--- start ---
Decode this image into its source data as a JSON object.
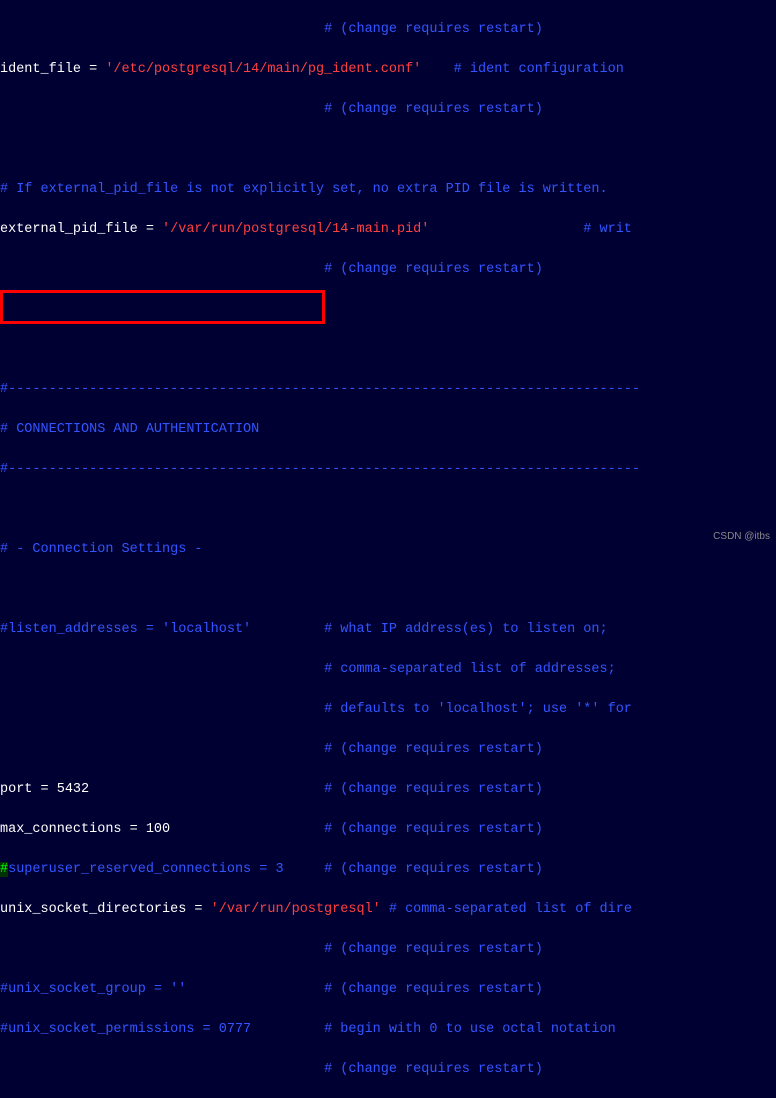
{
  "lines": {
    "l01_a": "                                        ",
    "l01_b": "# (change requires restart)",
    "l02_a": "ident_file = ",
    "l02_b": "'/etc/postgresql/14/main/pg_ident.conf'",
    "l02_c": "    # ident configuration",
    "l03_a": "                                        ",
    "l03_b": "# (change requires restart)",
    "l04": "",
    "l05": "# If external_pid_file is not explicitly set, no extra PID file is written.",
    "l06_a": "external_pid_file = ",
    "l06_b": "'/var/run/postgresql/14-main.pid'",
    "l06_c": "                   # writ",
    "l07_a": "                                        ",
    "l07_b": "# (change requires restart)",
    "l08": "",
    "l09": "",
    "l10": "#------------------------------------------------------------------------------",
    "l11": "# CONNECTIONS AND AUTHENTICATION",
    "l12": "#------------------------------------------------------------------------------",
    "l13": "",
    "l14": "# - Connection Settings -",
    "l15": "",
    "l16_a": "#listen_addresses = ",
    "l16_b": "'localhost'",
    "l16_c": "         # what IP address(es) to listen on;",
    "l17_a": "                                        ",
    "l17_b": "# comma-separated list of addresses;",
    "l18_a": "                                        ",
    "l18_b": "# defaults to 'localhost'; use '*' for",
    "l19_a": "                                        ",
    "l19_b": "# (change requires restart)",
    "l20_a": "port = ",
    "l20_b": "5432",
    "l20_c": "                             # (change requires restart)",
    "l21_a": "max_connections = ",
    "l21_b": "100",
    "l21_c": "                   # (change requires restart)",
    "l22_a": "#",
    "l22_b": "superuser_reserved_connections = 3",
    "l22_c": "     # (change requires restart)",
    "l23_a": "unix_socket_directories = ",
    "l23_b": "'/var/run/postgresql'",
    "l23_c": " # comma-separated list of dire",
    "l24_a": "                                        ",
    "l24_b": "# (change requires restart)",
    "l25_a": "#unix_socket_group = ",
    "l25_b": "''",
    "l25_c": "                 # (change requires restart)",
    "l26_a": "#unix_socket_permissions = ",
    "l26_b": "0777",
    "l26_c": "         # begin with 0 to use octal notation",
    "l27_a": "                                        ",
    "l27_b": "# (change requires restart)"
  },
  "watermark": "CSDN @itbs"
}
--- end ---
#### WRITTEN PROBLEM:
Keep the pictures out of your copy, and repeat every entry above exactly.

#### PROBLEM SOLUTION:
Decode this image into its source data as a JSON object.
{
  "lines": {
    "l01_a": "                                        ",
    "l01_b": "# (change requires restart)",
    "l02_a": "ident_file = ",
    "l02_b": "'/etc/postgresql/14/main/pg_ident.conf'",
    "l02_c": "    # ident configuration",
    "l03_a": "                                        ",
    "l03_b": "# (change requires restart)",
    "l04": "",
    "l05": "# If external_pid_file is not explicitly set, no extra PID file is written.",
    "l06_a": "external_pid_file = ",
    "l06_b": "'/var/run/postgresql/14-main.pid'",
    "l06_c": "                   # writ",
    "l07_a": "                                        ",
    "l07_b": "# (change requires restart)",
    "l08": "",
    "l09": "",
    "l10": "#------------------------------------------------------------------------------",
    "l11": "# CONNECTIONS AND AUTHENTICATION",
    "l12": "#------------------------------------------------------------------------------",
    "l13": "",
    "l14": "# - Connection Settings -",
    "l15": "",
    "l16_a": "#listen_addresses = ",
    "l16_b": "'localhost'",
    "l16_c": "         # what IP address(es) to listen on;",
    "l17_a": "                                        ",
    "l17_b": "# comma-separated list of addresses;",
    "l18_a": "                                        ",
    "l18_b": "# defaults to 'localhost'; use '*' for",
    "l19_a": "                                        ",
    "l19_b": "# (change requires restart)",
    "l20_a": "port = ",
    "l20_b": "5432",
    "l20_c": "                             # (change requires restart)",
    "l21_a": "max_connections = ",
    "l21_b": "100",
    "l21_c": "                   # (change requires restart)",
    "l22_a": "#",
    "l22_b": "superuser_reserved_connections = 3",
    "l22_c": "     # (change requires restart)",
    "l23_a": "unix_socket_directories = ",
    "l23_b": "'/var/run/postgresql'",
    "l23_c": " # comma-separated list of dire",
    "l24_a": "                                        ",
    "l24_b": "# (change requires restart)",
    "l25_a": "#unix_socket_group = ",
    "l25_b": "''",
    "l25_c": "                 # (change requires restart)",
    "l26_a": "#unix_socket_permissions = ",
    "l26_b": "0777",
    "l26_c": "         # begin with 0 to use octal notation",
    "l27_a": "                                        ",
    "l27_b": "# (change requires restart)"
  },
  "watermark": "CSDN @itbs"
}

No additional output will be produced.